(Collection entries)
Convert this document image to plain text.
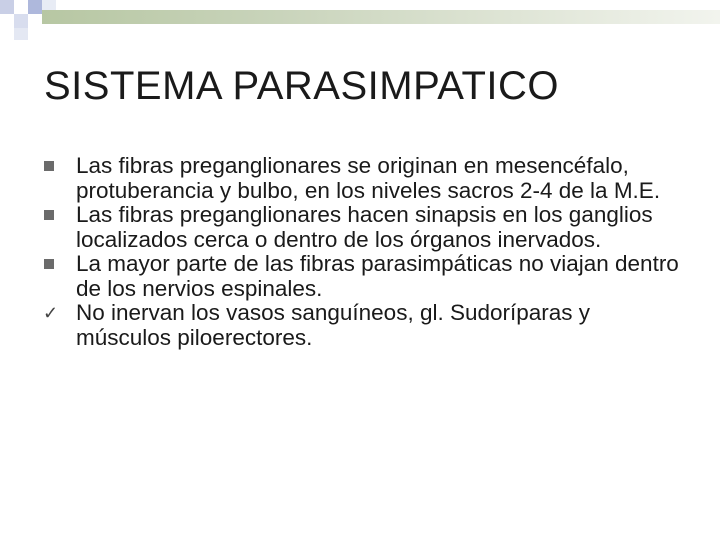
SISTEMA PARASIMPATICO
Las fibras preganglionares se originan en mesencéfalo, protuberancia y bulbo, en los niveles sacros 2-4 de la M.E.
Las fibras preganglionares hacen sinapsis en los ganglios localizados cerca o dentro de los órganos inervados.
La mayor parte de las fibras parasimpáticas no viajan dentro de los nervios espinales.
✓ No inervan los vasos sanguíneos, gl. Sudoríparas y músculos piloerectores.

Directions for this task: Give back each entry exactly as it appears, with no pictures.

Answer:
Convert this document image to plain text.
SISTEMA PARASIMPATICO
Las fibras preganglionares se originan en mesencéfalo, protuberancia y bulbo, en los niveles sacros 2-4 de la M.E.
Las fibras preganglionares hacen sinapsis en los ganglios localizados cerca o dentro de los órganos inervados.
La mayor parte de las fibras parasimpáticas no viajan dentro de los nervios espinales.
✓ No inervan los vasos sanguíneos, gl. Sudoríparas y músculos piloerectores.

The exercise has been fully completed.